• Records for the exercise:
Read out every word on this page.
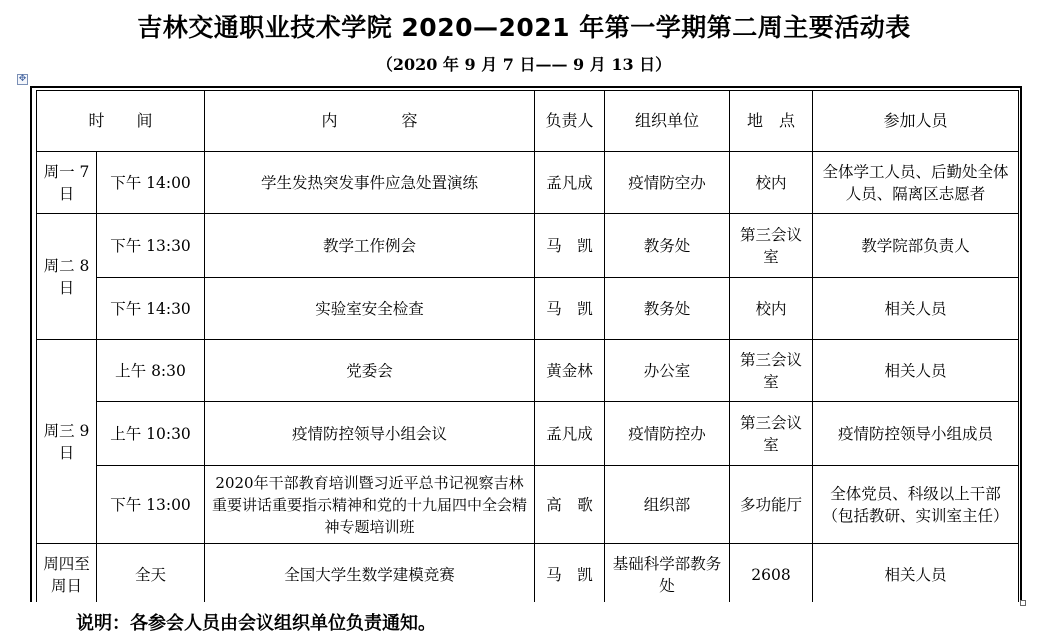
吉林交通职业技术学院 2020—2021 年第一学期第二周主要活动表
（2020 年 9 月 7 日—— 9 月 13 日）
✥
时　　间		内　　　　容	负责人	组织单位	地　点	参加人员
周一 7日	下午 14:00	学生发热突发事件应急处置演练	孟凡成	疫情防空办	校内	全体学工人员、后勤处全体人员、隔离区志愿者
周二 8日	下午 13:30	教学工作例会	马　凯	教务处	第三会议室	教学院部负责人
	下午 14:30	实验室安全检查	马　凯	教务处	校内	相关人员
周三 9日	上午 8:30	党委会	黄金林	办公室	第三会议室	相关人员
	上午 10:30	疫情防控领导小组会议	孟凡成	疫情防控办	第三会议室	疫情防控领导小组成员
	下午 13:00	2020年干部教育培训暨习近平总书记视察吉林重要讲话重要指示精神和党的十九届四中全会精神专题培训班	高　歌	组织部	多功能厅	全体党员、科级以上干部（包括教研、实训室主任）
周四至周日	全天	全国大学生数学建模竞赛	马　凯	基础科学部教务处	2608	相关人员
说明：各参会人员由会议组织单位负责通知。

• Goal of the exercise: From the material above, gather all lines that include the string "第三会议室" and copy them.

• The response:
周二 8日	下午 13:30	教学工作例会	马　凯	教务处	第三会议室	教学院部负责人
周三 9日	上午 8:30	党委会	黄金林	办公室	第三会议室	相关人员
	上午 10:30	疫情防控领导小组会议	孟凡成	疫情防控办	第三会议室	疫情防控领导小组成员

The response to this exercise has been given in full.